▶ _Data listing_
● ● ● ●

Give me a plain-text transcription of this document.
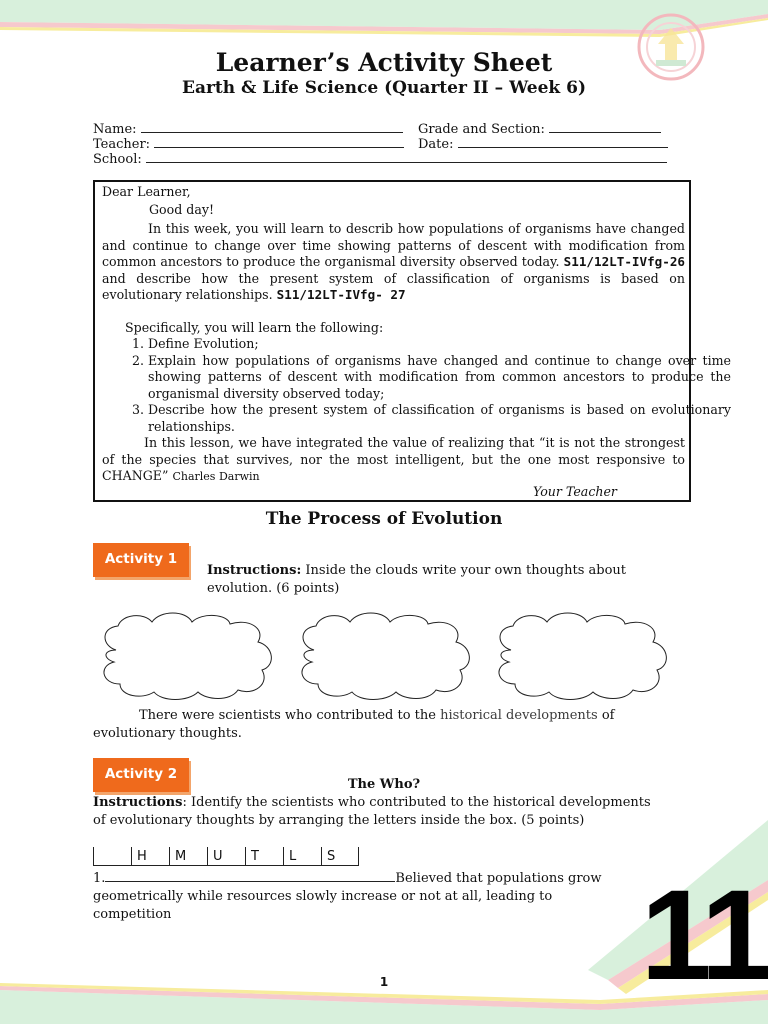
Learner’s Activity Sheet
Earth & Life Science (Quarter II – Week 6)
Name:	Grade and Section:
Teacher:	Date:
School:
Dear Learner,
Good day!
In this week, you will learn to describ how populations of organisms have changed and continue to change over time showing patterns of descent with modification from common ancestors to produce the organismal diversity observed today. S11/12LT-IVfg-26 and describe how the present system of classification of organisms is based on evolutionary relationships. S11/12LT-IVfg- 27
Specifically, you will learn the following:
1. Define Evolution;
2. Explain how populations of organisms have changed and continue to change over time showing patterns of descent with modification from common ancestors to produce the organismal diversity observed today;
3. Describe how the present system of classification of organisms is based on evolutionary relationships.
In this lesson, we have integrated the value of realizing that “it is not the strongest of the species that survives, nor the most intelligent, but the one most responsive to CHANGE” Charles Darwin
Your Teacher
The Process of Evolution
Activity 1
Instructions: Inside the clouds write your own thoughts about evolution. (6 points)
There were scientists who contributed to the historical developments of evolutionary thoughts.
Activity 2
The Who?
Instructions: Identify the scientists who contributed to the historical developments of evolutionary thoughts by arranging the letters inside the box. (5 points)
H	M	U	T	L	S
1.	Believed that populations grow geometrically while resources slowly increase or not at all, leading to competition
1	11
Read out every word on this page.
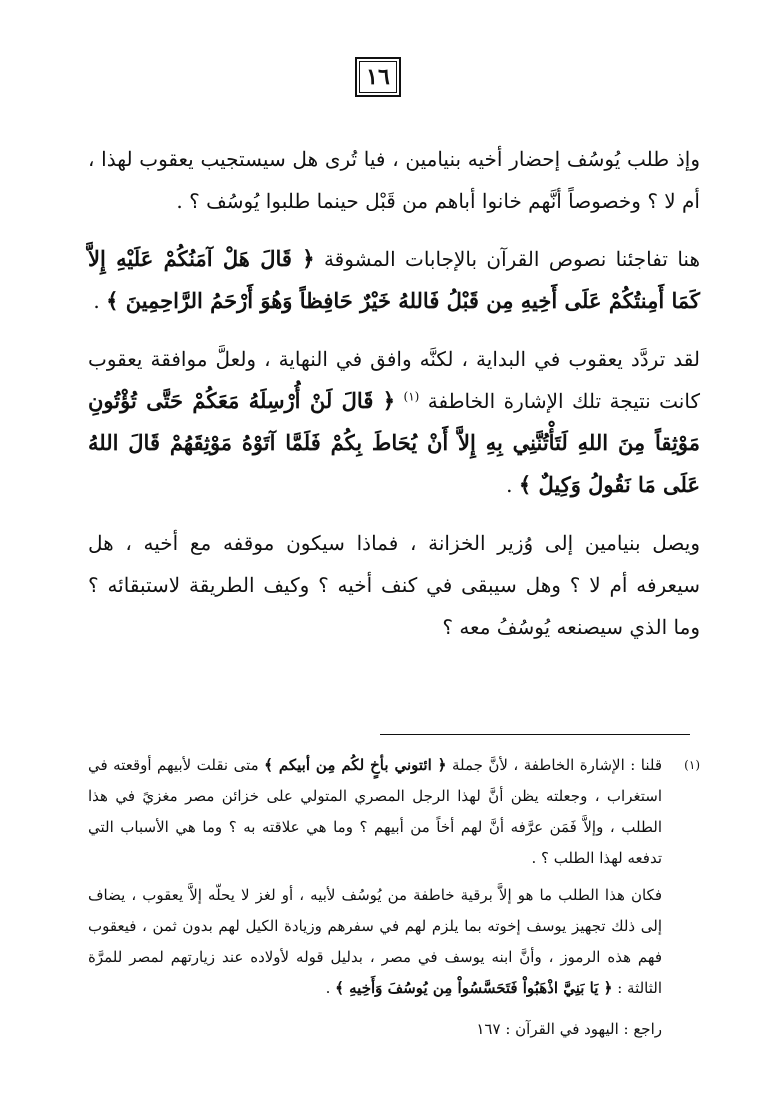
١٦

وإذ طلب يُوسُف إحضار أخيه بنيامين ، فيا تُرى هل سيستجيب يعقوب لهذا ، أم لا ؟ وخصوصاً أنَّهم خانوا أباهم من قَبْل حينما طلبوا يُوسُف ؟ .

هنا تفاجئنا نصوص القرآن بالإجابات المشوقة ﴿ قَالَ هَلْ آمَنُكُمْ عَلَيْهِ إِلاَّ كَمَا أَمِنتُكُمْ عَلَى أَخِيهِ مِن قَبْلُ فَاللهُ خَيْرٌ حَافِظاً وَهُوَ أَرْحَمُ الرَّاحِمِينَ ﴾ .

لقد تردَّد يعقوب في البداية ، لكنَّه وافق في النهاية ، ولعلَّ موافقة يعقوب كانت نتيجة تلك الإشارة الخاطفة $^{(١)}$ ﴿ قَالَ لَنْ أُرْسِلَهُ مَعَكُمْ حَتَّى تُؤْتُونِ مَوْثِقاً مِنَ اللهِ لَتَأْتُنَّنِي بِهِ إِلاَّ أَنْ يُحَاطَ بِكُمْ فَلَمَّا آتَوْهُ مَوْثِقَهُمْ قَالَ اللهُ عَلَى مَا نَقُولُ وَكِيلٌ ﴾ .

ويصل بنيامين إلى وُزير الخزانة ، فماذا سيكون موقفه مع أخيه ، هل سيعرفه أم لا ؟ وهل سيبقى في كنف أخيه ؟ وكيف الطريقة لاستبقائه ؟ وما الذي سيصنعه يُوسُفُ معه ؟

(١)

قلنا : الإشارة الخاطفة ، لأنَّ جملة ﴿ ائتوني بأخٍ لكُم مِن أبيكم ﴾ متى نقلت لأبيهم أوقعته في استغراب ، وجعلته يظن أنَّ لهذا الرجل المصري المتولي على خزائن مصر مغزيً في هذا الطلب ، وإلاَّ فَمَن عرَّفه أنَّ لهم أخاً من أبيهم ؟ وما هي علاقته به ؟ وما هي الأسباب التي تدفعه لهذا الطلب ؟ .

فكان هذا الطلب ما هو إلاَّ برقية خاطفة من يُوسُف لأبيه ، أو لغز لا يحلّه إلاَّ يعقوب ، يضاف إلى ذلك تجهيز يوسف إخوته بما يلزم لهم في سفرهم وزيادة الكيل لهم بدون ثمن ، فيعقوب فهم هذه الرموز ، وأنَّ ابنه يوسف في مصر ، بدليل قوله لأولاده عند زيارتهم لمصر للمرَّة الثالثة : ﴿ يَا بَنِيَّ اذْهَبُواْ فَتَحَسَّسُواْ مِن يُوسُفَ وَأَخِيهِ ﴾ .

راجع : اليهود في القرآن : ١٦٧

● ● ● ●

▶ _WHAT NEEDS TO BE DONE_
Restate each of the entries above word for word and skip every image.

▶ _REPLY TO THE TASK_
Give me a plain-text transcription of this document.
Learner’s Activity Sheet
Earth & Life Science (Quarter II – Week 6)
Name:	Grade and Section:
Teacher:	Date:
School:
Dear Learner,
Good day!
In this week, you will learn to describ how populations of organisms have changed and continue to change over time showing patterns of descent with modification from common ancestors to produce the organismal diversity observed today. S11/12LT-IVfg-26 and describe how the present system of classification of organisms is based on evolutionary relationships. S11/12LT-IVfg- 27
Specifically, you will learn the following:
1. Define Evolution;
2. Explain how populations of organisms have changed and continue to change over time showing patterns of descent with modification from common ancestors to produce the organismal diversity observed today;
3. Describe how the present system of classification of organisms is based on evolutionary relationships.
In this lesson, we have integrated the value of realizing that “it is not the strongest of the species that survives, nor the most intelligent, but the one most responsive to CHANGE” Charles Darwin
Your Teacher
The Process of Evolution
Activity 1
Instructions: Inside the clouds write your own thoughts about evolution. (6 points)
There were scientists who contributed to the historical developments of evolutionary thoughts.
Activity 2
The Who?
Instructions: Identify the scientists who contributed to the historical developments of evolutionary thoughts by arranging the letters inside the box. (5 points)
H	M	U	T	L	S
1.	Believed that populations grow geometrically while resources slowly increase or not at all, leading to competition
1	11
Read out every word on this page.
١٦

وإذ طلب يُوسُف إحضار أخيه بنيامين ، فيا تُرى هل سيستجيب يعقوب لهذا ، أم لا ؟ وخصوصاً أنَّهم خانوا أباهم من قَبْل حينما طلبوا يُوسُف ؟ .

هنا تفاجئنا نصوص القرآن بالإجابات المشوقة ﴿ قَالَ هَلْ آمَنُكُمْ عَلَيْهِ إِلاَّ كَمَا أَمِنتُكُمْ عَلَى أَخِيهِ مِن قَبْلُ فَاللهُ خَيْرٌ حَافِظاً وَهُوَ أَرْحَمُ الرَّاحِمِينَ ﴾ .

لقد تردَّد يعقوب في البداية ، لكنَّه وافق في النهاية ، ولعلَّ موافقة يعقوب كانت نتيجة تلك الإشارة الخاطفة $^{(١)}$ ﴿ قَالَ لَنْ أُرْسِلَهُ مَعَكُمْ حَتَّى تُؤْتُونِ مَوْثِقاً مِنَ اللهِ لَتَأْتُنَّنِي بِهِ إِلاَّ أَنْ يُحَاطَ بِكُمْ فَلَمَّا آتَوْهُ مَوْثِقَهُمْ قَالَ اللهُ عَلَى مَا نَقُولُ وَكِيلٌ ﴾ .

ويصل بنيامين إلى وُزير الخزانة ، فماذا سيكون موقفه مع أخيه ، هل سيعرفه أم لا ؟ وهل سيبقى في كنف أخيه ؟ وكيف الطريقة لاستبقائه ؟ وما الذي سيصنعه يُوسُفُ معه ؟

(١)

قلنا : الإشارة الخاطفة ، لأنَّ جملة ﴿ ائتوني بأخٍ لكُم مِن أبيكم ﴾ متى نقلت لأبيهم أوقعته في استغراب ، وجعلته يظن أنَّ لهذا الرجل المصري المتولي على خزائن مصر مغزيً في هذا الطلب ، وإلاَّ فَمَن عرَّفه أنَّ لهم أخاً من أبيهم ؟ وما هي علاقته به ؟ وما هي الأسباب التي تدفعه لهذا الطلب ؟ .

فكان هذا الطلب ما هو إلاَّ برقية خاطفة من يُوسُف لأبيه ، أو لغز لا يحلّه إلاَّ يعقوب ، يضاف إلى ذلك تجهيز يوسف إخوته بما يلزم لهم في سفرهم وزيادة الكيل لهم بدون ثمن ، فيعقوب فهم هذه الرموز ، وأنَّ ابنه يوسف في مصر ، بدليل قوله لأولاده عند زيارتهم لمصر للمرَّة الثالثة : ﴿ يَا بَنِيَّ اذْهَبُواْ فَتَحَسَّسُواْ مِن يُوسُفَ وَأَخِيهِ ﴾ .

راجع : اليهود في القرآن : ١٦٧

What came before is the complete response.